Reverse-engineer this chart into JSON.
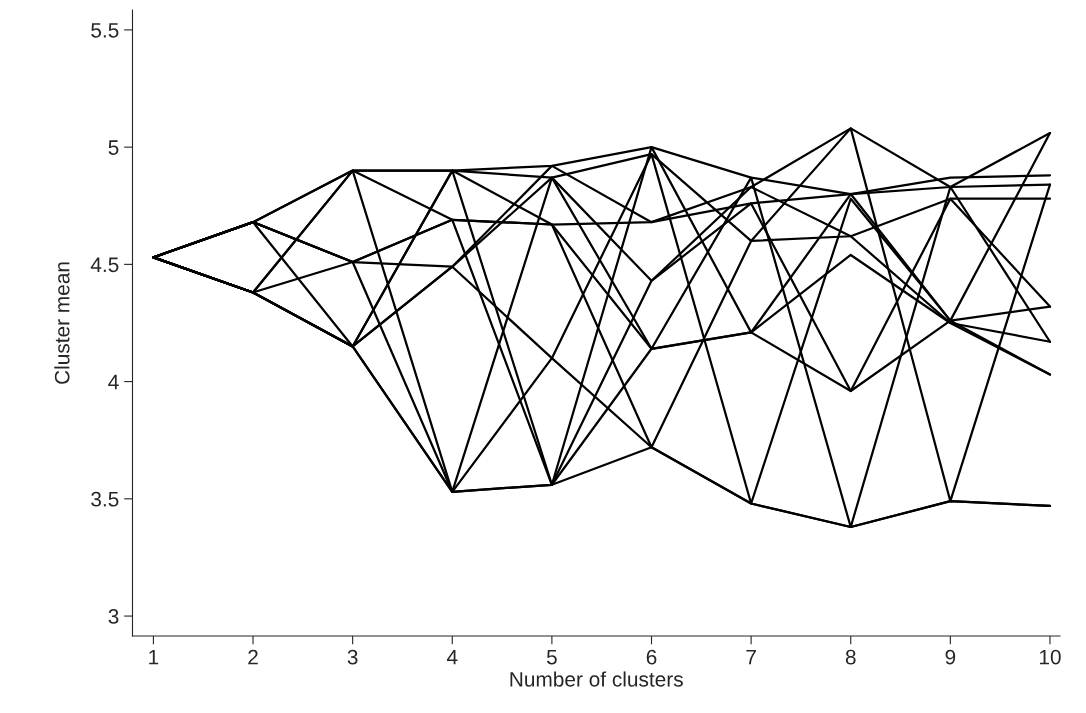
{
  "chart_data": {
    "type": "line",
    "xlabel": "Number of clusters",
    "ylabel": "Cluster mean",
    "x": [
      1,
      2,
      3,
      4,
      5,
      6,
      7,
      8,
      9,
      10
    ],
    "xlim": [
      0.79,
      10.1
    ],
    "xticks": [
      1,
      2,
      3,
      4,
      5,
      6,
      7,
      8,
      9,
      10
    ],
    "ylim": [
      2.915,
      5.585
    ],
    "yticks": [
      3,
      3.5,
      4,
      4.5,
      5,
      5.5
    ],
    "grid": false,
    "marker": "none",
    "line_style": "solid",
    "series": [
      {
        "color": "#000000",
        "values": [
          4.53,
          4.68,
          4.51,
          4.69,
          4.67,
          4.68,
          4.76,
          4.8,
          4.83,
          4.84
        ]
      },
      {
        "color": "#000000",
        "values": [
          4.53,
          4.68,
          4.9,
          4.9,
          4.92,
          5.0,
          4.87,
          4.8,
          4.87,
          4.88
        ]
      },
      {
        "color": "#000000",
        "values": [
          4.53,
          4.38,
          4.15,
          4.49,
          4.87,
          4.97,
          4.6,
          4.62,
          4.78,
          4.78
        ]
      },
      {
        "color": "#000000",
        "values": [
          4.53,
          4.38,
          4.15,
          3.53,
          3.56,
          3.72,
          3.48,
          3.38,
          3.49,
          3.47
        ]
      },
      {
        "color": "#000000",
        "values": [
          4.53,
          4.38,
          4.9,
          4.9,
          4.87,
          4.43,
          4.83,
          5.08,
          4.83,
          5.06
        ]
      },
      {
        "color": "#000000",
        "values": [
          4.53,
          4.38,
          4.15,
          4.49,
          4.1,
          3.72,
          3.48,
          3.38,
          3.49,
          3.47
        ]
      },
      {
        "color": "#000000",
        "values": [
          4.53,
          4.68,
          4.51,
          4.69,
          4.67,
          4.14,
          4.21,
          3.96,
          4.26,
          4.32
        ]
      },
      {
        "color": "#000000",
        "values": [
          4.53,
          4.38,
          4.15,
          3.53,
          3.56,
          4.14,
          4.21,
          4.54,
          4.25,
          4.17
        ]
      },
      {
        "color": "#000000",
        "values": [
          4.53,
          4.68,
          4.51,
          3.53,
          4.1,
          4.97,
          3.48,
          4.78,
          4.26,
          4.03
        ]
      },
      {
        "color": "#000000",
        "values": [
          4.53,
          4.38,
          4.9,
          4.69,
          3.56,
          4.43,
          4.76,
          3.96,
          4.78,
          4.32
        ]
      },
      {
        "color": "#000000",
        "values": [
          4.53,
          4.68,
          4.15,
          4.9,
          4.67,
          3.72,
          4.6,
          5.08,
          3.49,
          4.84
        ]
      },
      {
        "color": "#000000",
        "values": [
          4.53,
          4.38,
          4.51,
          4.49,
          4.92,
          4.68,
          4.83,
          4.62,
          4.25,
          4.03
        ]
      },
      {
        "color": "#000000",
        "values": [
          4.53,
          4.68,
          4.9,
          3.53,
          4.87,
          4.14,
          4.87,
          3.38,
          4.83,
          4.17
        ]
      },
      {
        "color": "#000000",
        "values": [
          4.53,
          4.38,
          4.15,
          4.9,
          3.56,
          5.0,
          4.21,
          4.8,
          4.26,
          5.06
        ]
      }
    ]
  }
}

→ THE TASK
Each entry should be repeated exactly as it appears; the pictures stay out.

→ COMPLETED EXERCISE
Reverse-engineer this chart into JSON.
{
  "chart_data": {
    "type": "line",
    "xlabel": "Number of clusters",
    "ylabel": "Cluster mean",
    "x": [
      1,
      2,
      3,
      4,
      5,
      6,
      7,
      8,
      9,
      10
    ],
    "xlim": [
      0.79,
      10.1
    ],
    "xticks": [
      1,
      2,
      3,
      4,
      5,
      6,
      7,
      8,
      9,
      10
    ],
    "ylim": [
      2.915,
      5.585
    ],
    "yticks": [
      3,
      3.5,
      4,
      4.5,
      5,
      5.5
    ],
    "grid": false,
    "marker": "none",
    "line_style": "solid",
    "series": [
      {
        "color": "#000000",
        "values": [
          4.53,
          4.68,
          4.51,
          4.69,
          4.67,
          4.68,
          4.76,
          4.8,
          4.83,
          4.84
        ]
      },
      {
        "color": "#000000",
        "values": [
          4.53,
          4.68,
          4.9,
          4.9,
          4.92,
          5.0,
          4.87,
          4.8,
          4.87,
          4.88
        ]
      },
      {
        "color": "#000000",
        "values": [
          4.53,
          4.38,
          4.15,
          4.49,
          4.87,
          4.97,
          4.6,
          4.62,
          4.78,
          4.78
        ]
      },
      {
        "color": "#000000",
        "values": [
          4.53,
          4.38,
          4.15,
          3.53,
          3.56,
          3.72,
          3.48,
          3.38,
          3.49,
          3.47
        ]
      },
      {
        "color": "#000000",
        "values": [
          4.53,
          4.38,
          4.9,
          4.9,
          4.87,
          4.43,
          4.83,
          5.08,
          4.83,
          5.06
        ]
      },
      {
        "color": "#000000",
        "values": [
          4.53,
          4.38,
          4.15,
          4.49,
          4.1,
          3.72,
          3.48,
          3.38,
          3.49,
          3.47
        ]
      },
      {
        "color": "#000000",
        "values": [
          4.53,
          4.68,
          4.51,
          4.69,
          4.67,
          4.14,
          4.21,
          3.96,
          4.26,
          4.32
        ]
      },
      {
        "color": "#000000",
        "values": [
          4.53,
          4.38,
          4.15,
          3.53,
          3.56,
          4.14,
          4.21,
          4.54,
          4.25,
          4.17
        ]
      },
      {
        "color": "#000000",
        "values": [
          4.53,
          4.68,
          4.51,
          3.53,
          4.1,
          4.97,
          3.48,
          4.78,
          4.26,
          4.03
        ]
      },
      {
        "color": "#000000",
        "values": [
          4.53,
          4.38,
          4.9,
          4.69,
          3.56,
          4.43,
          4.76,
          3.96,
          4.78,
          4.32
        ]
      },
      {
        "color": "#000000",
        "values": [
          4.53,
          4.68,
          4.15,
          4.9,
          4.67,
          3.72,
          4.6,
          5.08,
          3.49,
          4.84
        ]
      },
      {
        "color": "#000000",
        "values": [
          4.53,
          4.38,
          4.51,
          4.49,
          4.92,
          4.68,
          4.83,
          4.62,
          4.25,
          4.03
        ]
      },
      {
        "color": "#000000",
        "values": [
          4.53,
          4.68,
          4.9,
          3.53,
          4.87,
          4.14,
          4.87,
          3.38,
          4.83,
          4.17
        ]
      },
      {
        "color": "#000000",
        "values": [
          4.53,
          4.38,
          4.15,
          4.9,
          3.56,
          5.0,
          4.21,
          4.8,
          4.26,
          5.06
        ]
      }
    ]
  }
}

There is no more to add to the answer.